- _PROBLEM STATEMENT_
Where a line holds the word "image", copy that line.
++++ RAW RECORDS
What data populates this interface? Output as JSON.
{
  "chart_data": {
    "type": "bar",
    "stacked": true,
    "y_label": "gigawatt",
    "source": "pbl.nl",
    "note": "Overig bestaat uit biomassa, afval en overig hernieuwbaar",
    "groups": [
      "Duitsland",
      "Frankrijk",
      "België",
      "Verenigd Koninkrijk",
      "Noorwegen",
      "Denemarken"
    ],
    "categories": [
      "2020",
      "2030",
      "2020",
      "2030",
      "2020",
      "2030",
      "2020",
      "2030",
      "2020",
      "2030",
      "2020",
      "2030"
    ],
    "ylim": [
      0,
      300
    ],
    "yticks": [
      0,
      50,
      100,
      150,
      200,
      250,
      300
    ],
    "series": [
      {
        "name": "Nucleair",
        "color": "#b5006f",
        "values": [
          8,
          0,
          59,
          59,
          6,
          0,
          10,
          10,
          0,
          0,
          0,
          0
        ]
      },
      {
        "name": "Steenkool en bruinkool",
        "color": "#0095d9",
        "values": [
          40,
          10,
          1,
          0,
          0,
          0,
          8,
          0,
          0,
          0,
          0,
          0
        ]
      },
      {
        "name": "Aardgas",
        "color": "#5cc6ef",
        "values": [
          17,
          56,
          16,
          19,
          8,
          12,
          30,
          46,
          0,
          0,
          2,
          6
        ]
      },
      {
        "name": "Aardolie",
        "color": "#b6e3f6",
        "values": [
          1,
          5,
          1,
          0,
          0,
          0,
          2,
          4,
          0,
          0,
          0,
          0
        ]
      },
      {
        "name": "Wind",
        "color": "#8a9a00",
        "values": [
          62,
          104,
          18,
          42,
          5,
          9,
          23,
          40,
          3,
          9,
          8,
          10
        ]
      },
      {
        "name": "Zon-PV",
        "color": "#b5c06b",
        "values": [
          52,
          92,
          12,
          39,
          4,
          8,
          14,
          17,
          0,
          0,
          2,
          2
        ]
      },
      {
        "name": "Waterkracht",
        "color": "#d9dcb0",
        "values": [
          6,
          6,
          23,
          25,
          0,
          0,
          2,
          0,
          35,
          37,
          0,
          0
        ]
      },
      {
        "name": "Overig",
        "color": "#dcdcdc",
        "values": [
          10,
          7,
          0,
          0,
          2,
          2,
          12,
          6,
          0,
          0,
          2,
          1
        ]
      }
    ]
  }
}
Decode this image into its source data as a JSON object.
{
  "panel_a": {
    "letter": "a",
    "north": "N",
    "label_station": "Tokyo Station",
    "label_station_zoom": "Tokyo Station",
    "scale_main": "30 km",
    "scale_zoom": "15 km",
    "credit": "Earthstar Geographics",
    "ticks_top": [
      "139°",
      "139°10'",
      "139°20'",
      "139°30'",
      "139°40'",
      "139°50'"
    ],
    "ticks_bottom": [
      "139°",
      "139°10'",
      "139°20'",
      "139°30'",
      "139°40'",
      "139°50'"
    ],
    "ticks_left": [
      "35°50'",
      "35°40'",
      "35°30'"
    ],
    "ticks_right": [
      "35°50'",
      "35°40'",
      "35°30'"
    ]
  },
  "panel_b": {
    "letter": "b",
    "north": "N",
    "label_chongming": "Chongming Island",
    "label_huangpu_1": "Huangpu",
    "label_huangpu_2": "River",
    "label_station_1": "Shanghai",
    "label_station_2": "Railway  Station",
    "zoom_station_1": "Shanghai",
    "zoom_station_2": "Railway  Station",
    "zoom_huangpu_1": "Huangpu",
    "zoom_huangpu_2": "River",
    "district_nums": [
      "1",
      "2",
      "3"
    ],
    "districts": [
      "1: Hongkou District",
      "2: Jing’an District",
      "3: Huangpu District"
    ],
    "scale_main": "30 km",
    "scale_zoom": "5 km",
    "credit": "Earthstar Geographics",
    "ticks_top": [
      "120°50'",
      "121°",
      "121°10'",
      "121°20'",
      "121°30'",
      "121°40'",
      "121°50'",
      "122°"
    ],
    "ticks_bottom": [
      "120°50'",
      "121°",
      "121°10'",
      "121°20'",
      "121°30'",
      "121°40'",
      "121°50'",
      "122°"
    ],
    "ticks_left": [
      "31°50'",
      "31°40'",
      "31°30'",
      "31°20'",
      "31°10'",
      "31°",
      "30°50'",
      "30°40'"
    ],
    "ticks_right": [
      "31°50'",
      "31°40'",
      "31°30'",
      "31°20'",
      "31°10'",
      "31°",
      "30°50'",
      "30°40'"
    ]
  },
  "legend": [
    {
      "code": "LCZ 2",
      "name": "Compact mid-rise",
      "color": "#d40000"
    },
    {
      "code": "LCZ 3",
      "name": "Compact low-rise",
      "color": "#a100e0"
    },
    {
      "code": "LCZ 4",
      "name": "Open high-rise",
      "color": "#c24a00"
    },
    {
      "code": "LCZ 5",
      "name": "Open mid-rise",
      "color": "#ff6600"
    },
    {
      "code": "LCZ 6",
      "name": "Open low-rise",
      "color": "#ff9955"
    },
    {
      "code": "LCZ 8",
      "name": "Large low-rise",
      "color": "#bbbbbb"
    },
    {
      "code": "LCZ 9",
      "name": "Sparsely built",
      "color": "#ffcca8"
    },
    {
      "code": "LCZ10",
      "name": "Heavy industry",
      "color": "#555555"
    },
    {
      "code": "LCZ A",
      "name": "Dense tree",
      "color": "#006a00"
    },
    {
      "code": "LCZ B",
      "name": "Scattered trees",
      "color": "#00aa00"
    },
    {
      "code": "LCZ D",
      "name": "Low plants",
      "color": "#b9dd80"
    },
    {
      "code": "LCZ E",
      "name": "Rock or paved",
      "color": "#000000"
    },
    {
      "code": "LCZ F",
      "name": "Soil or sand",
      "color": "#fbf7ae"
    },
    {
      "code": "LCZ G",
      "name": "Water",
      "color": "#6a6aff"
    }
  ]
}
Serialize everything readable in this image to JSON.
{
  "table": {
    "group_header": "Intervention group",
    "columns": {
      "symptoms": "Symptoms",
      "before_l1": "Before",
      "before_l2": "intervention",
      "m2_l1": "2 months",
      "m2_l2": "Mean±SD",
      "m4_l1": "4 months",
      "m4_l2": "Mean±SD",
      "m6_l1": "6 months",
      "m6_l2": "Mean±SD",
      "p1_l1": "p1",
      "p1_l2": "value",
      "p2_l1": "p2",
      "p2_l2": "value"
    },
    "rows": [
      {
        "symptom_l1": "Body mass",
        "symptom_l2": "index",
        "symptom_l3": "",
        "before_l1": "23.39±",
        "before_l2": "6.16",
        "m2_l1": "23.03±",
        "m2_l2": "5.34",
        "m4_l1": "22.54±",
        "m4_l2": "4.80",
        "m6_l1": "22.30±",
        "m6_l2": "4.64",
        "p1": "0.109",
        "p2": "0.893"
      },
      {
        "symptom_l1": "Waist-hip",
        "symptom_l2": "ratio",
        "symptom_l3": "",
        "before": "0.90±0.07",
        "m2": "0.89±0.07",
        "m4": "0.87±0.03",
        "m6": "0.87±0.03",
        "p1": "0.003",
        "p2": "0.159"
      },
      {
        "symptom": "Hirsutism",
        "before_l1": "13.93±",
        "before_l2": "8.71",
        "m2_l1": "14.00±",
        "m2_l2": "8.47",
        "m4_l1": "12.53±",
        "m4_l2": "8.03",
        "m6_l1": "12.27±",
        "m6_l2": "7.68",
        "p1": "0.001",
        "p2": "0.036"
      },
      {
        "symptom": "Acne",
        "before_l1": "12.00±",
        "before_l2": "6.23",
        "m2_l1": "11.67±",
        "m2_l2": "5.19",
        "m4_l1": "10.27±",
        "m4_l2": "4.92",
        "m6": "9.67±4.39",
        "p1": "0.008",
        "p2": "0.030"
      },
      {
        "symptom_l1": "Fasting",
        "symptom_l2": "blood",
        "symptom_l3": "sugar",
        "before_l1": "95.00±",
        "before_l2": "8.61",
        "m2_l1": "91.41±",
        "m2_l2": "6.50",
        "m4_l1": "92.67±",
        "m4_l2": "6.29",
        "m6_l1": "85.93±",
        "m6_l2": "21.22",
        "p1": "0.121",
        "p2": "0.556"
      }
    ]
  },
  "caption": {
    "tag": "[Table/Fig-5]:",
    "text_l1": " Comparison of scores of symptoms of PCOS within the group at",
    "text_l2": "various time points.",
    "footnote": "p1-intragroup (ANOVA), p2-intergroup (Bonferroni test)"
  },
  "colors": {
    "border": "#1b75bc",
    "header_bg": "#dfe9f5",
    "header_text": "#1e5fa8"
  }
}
++++++++
- _FULL OUTPUT_
Decode this image into its source data as a JSON object.
Serialize everything readable in this image to JSON.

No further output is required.